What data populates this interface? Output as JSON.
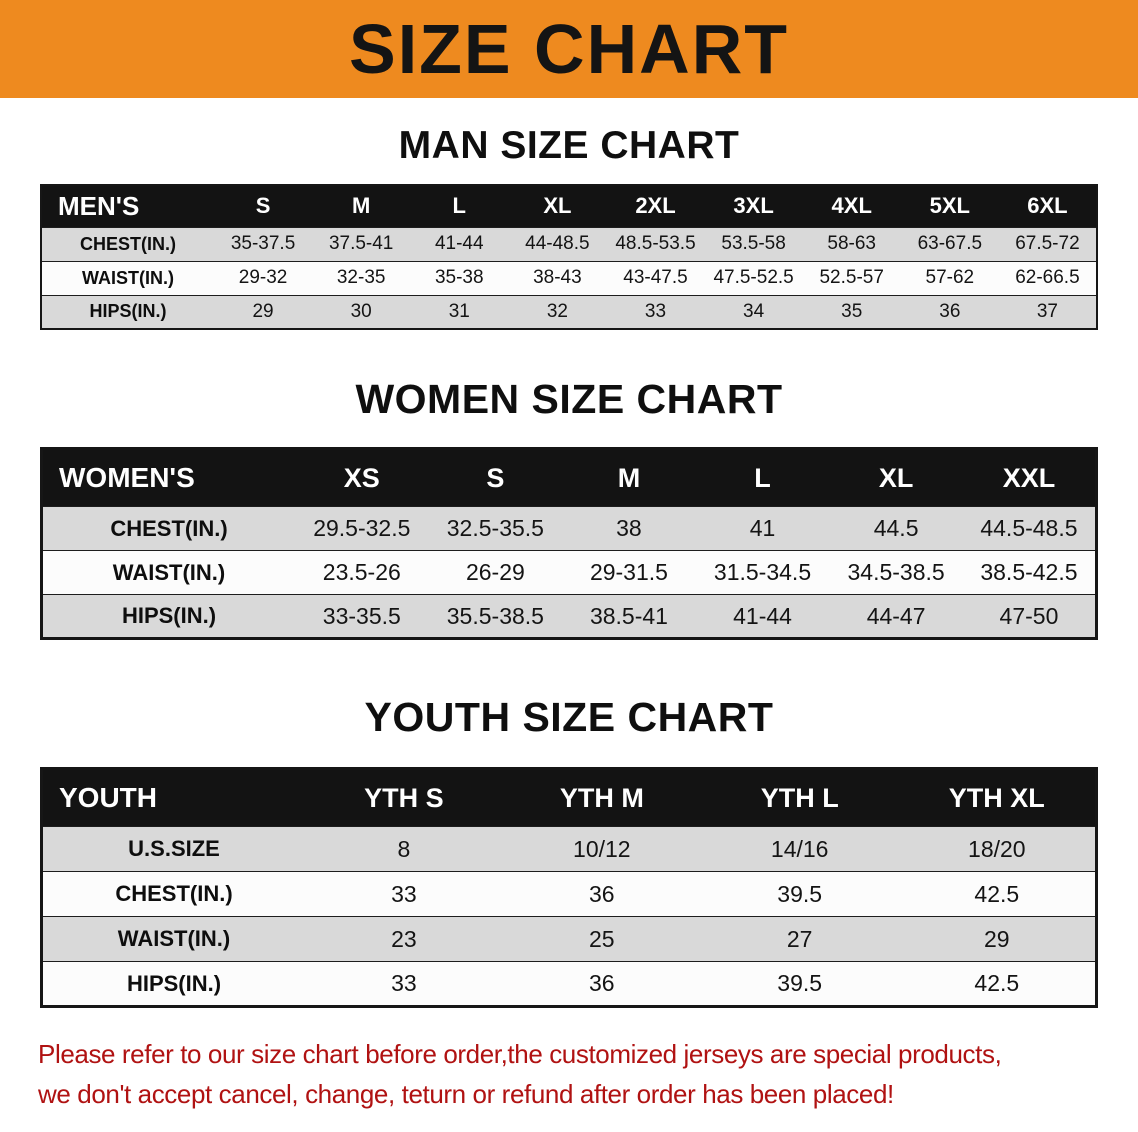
{
  "banner": {
    "title": "SIZE CHART"
  },
  "colors": {
    "banner_bg": "#ee8a1f",
    "table_header_bg": "#131313",
    "row_alt_gray": "#d9d9d9",
    "disclaimer_red": "#b01212"
  },
  "sections": [
    {
      "id": "men",
      "heading": "MAN SIZE CHART",
      "header": [
        "MEN'S",
        "S",
        "M",
        "L",
        "XL",
        "2XL",
        "3XL",
        "4XL",
        "5XL",
        "6XL"
      ],
      "rows": [
        [
          "CHEST(IN.)",
          "35-37.5",
          "37.5-41",
          "41-44",
          "44-48.5",
          "48.5-53.5",
          "53.5-58",
          "58-63",
          "63-67.5",
          "67.5-72"
        ],
        [
          "WAIST(IN.)",
          "29-32",
          "32-35",
          "35-38",
          "38-43",
          "43-47.5",
          "47.5-52.5",
          "52.5-57",
          "57-62",
          "62-66.5"
        ],
        [
          "HIPS(IN.)",
          "29",
          "30",
          "31",
          "32",
          "33",
          "34",
          "35",
          "36",
          "37"
        ]
      ]
    },
    {
      "id": "women",
      "heading": "WOMEN SIZE CHART",
      "header": [
        "WOMEN'S",
        "XS",
        "S",
        "M",
        "L",
        "XL",
        "XXL"
      ],
      "rows": [
        [
          "CHEST(IN.)",
          "29.5-32.5",
          "32.5-35.5",
          "38",
          "41",
          "44.5",
          "44.5-48.5"
        ],
        [
          "WAIST(IN.)",
          "23.5-26",
          "26-29",
          "29-31.5",
          "31.5-34.5",
          "34.5-38.5",
          "38.5-42.5"
        ],
        [
          "HIPS(IN.)",
          "33-35.5",
          "35.5-38.5",
          "38.5-41",
          "41-44",
          "44-47",
          "47-50"
        ]
      ]
    },
    {
      "id": "youth",
      "heading": "YOUTH SIZE CHART",
      "header": [
        "YOUTH",
        "YTH S",
        "YTH M",
        "YTH L",
        "YTH XL"
      ],
      "rows": [
        [
          "U.S.SIZE",
          "8",
          "10/12",
          "14/16",
          "18/20"
        ],
        [
          "CHEST(IN.)",
          "33",
          "36",
          "39.5",
          "42.5"
        ],
        [
          "WAIST(IN.)",
          "23",
          "25",
          "27",
          "29"
        ],
        [
          "HIPS(IN.)",
          "33",
          "36",
          "39.5",
          "42.5"
        ]
      ]
    }
  ],
  "disclaimer": {
    "line1": "Please refer to our size chart before order,the customized jerseys are special products,",
    "line2": "we don't accept cancel, change, teturn or refund after order has been placed!"
  }
}
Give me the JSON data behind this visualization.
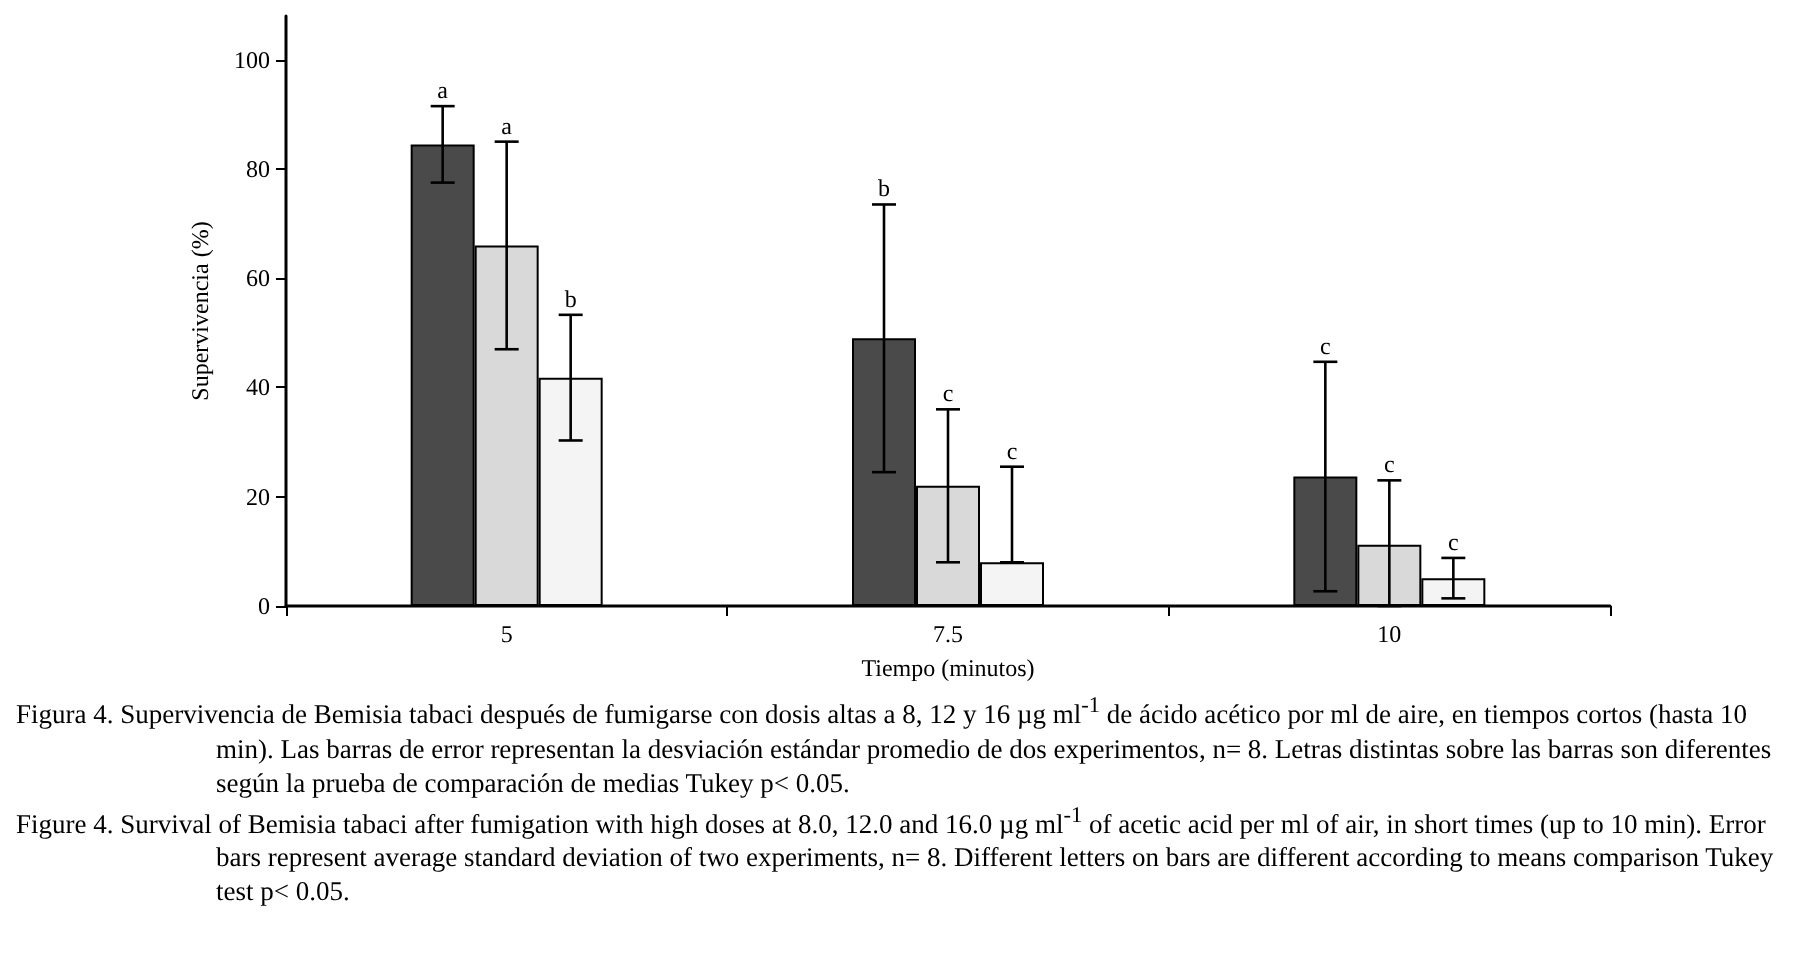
{
  "chart_data": {
    "type": "bar",
    "xlabel": "Tiempo (minutos)",
    "ylabel": "Supervivencia (%)",
    "categories": [
      "5",
      "7.5",
      "10"
    ],
    "series": [
      {
        "color": "#4a4a4a",
        "values": [
          84.5,
          49,
          23.7
        ],
        "errors": [
          7,
          24.5,
          21
        ]
      },
      {
        "color": "#d9d9d9",
        "values": [
          66,
          22,
          11.2
        ],
        "errors": [
          19,
          14,
          [
            0,
            23
          ]
        ]
      },
      {
        "color": "#f4f4f4",
        "values": [
          41.8,
          8,
          5.1
        ],
        "errors": [
          11.5,
          [
            8,
            25.5
          ],
          3.7
        ]
      }
    ],
    "ylim": [
      0,
      108
    ],
    "yticks": [
      0,
      20,
      40,
      60,
      80,
      100
    ],
    "grid": false,
    "annotations": [
      "a",
      "a",
      "b",
      "b",
      "c",
      "c",
      "c",
      "c",
      "c",
      "Figura 4. Supervivencia de Bemisia tabaci después de fumigarse con dosis altas a 8, 12 y 16 µg ml$^{-1}$ de ácido acético por ml de aire, en tiempos cortos (hasta 10 min). Las barras de error representan la desviación estándar promedio de dos experimentos, n= 8. Letras distintas sobre las barras son diferentes según la prueba de comparación de medias Tukey p< 0.05.",
      "Figure 4. Survival of Bemisia tabaci after fumigation with high doses at 8.0, 12.0 and 16.0 µg ml$^{-1}$ of acetic acid per ml of air, in short times (up to 10 min). Error bars represent average standard deviation of two experiments, n= 8. Different letters on bars are different according to means comparison Tukey test p< 0.05."
    ]
  }
}
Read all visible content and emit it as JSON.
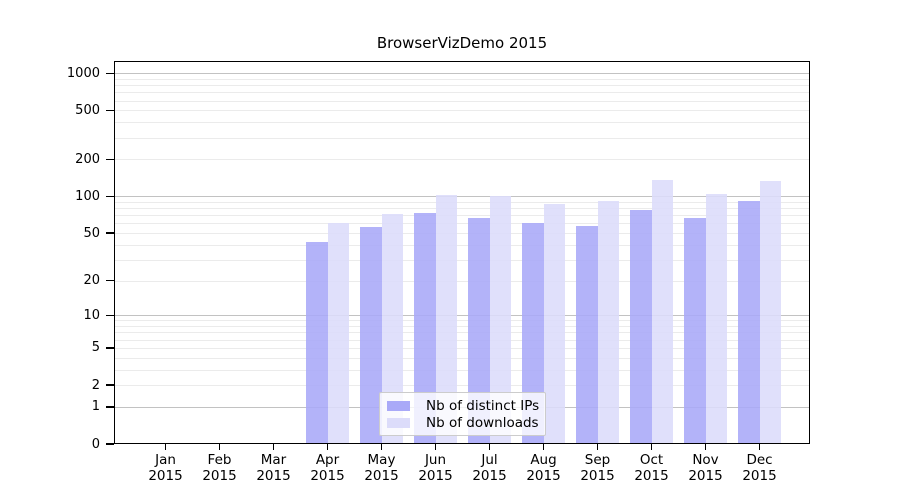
{
  "chart_data": {
    "type": "bar",
    "title": "BrowserVizDemo 2015",
    "x_months": [
      "Jan",
      "Feb",
      "Mar",
      "Apr",
      "May",
      "Jun",
      "Jul",
      "Aug",
      "Sep",
      "Oct",
      "Nov",
      "Dec"
    ],
    "x_year": "2015",
    "categories": [
      "Jan 2015",
      "Feb 2015",
      "Mar 2015",
      "Apr 2015",
      "May 2015",
      "Jun 2015",
      "Jul 2015",
      "Aug 2015",
      "Sep 2015",
      "Oct 2015",
      "Nov 2015",
      "Dec 2015"
    ],
    "series": [
      {
        "name": "Nb of distinct IPs",
        "color": "#a9a9f8",
        "values": [
          0,
          0,
          0,
          42,
          56,
          73,
          67,
          61,
          57,
          78,
          67,
          92
        ]
      },
      {
        "name": "Nb of downloads",
        "color": "#dcdcfa",
        "values": [
          0,
          0,
          0,
          60,
          72,
          102,
          101,
          86,
          91,
          135,
          104,
          133
        ]
      }
    ],
    "y_ticks": [
      0,
      1,
      2,
      5,
      10,
      20,
      50,
      100,
      200,
      500,
      1000
    ],
    "y_scale": "log10(value+1)",
    "ylim": [
      0,
      1000
    ],
    "xlabel": "",
    "ylabel": "",
    "grid": "horizontal major lines at powers of 10, faint minor log lines",
    "legend_position": "inside-bottom-center"
  },
  "colors": {
    "major_grid": "#c2c2c2",
    "minor_grid": "#ebebeb",
    "axis": "#000000",
    "legend_border": "#cccccc"
  }
}
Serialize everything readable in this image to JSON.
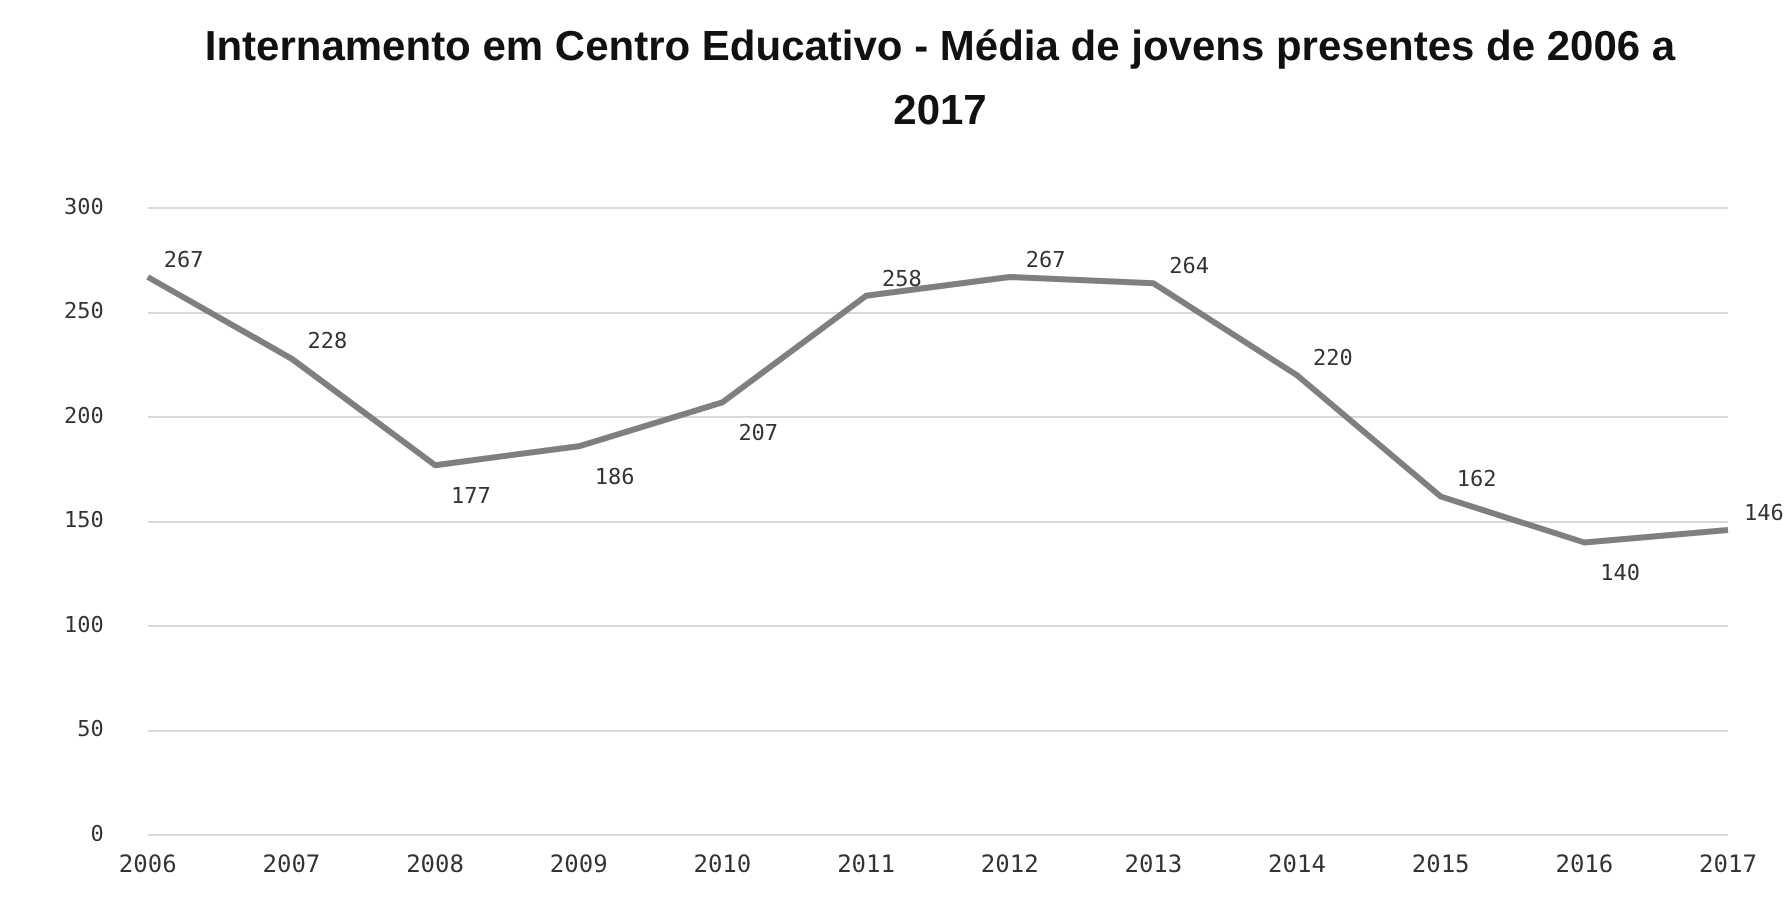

Work required:
Go through the listing above and locate each line that holds the word "heading". Copy those lines.

Correct result:
      "heading": "MAN SIZE CHART",
      "heading": "WOMEN SIZE CHART",
      "heading": "YOUTH SIZE CHART",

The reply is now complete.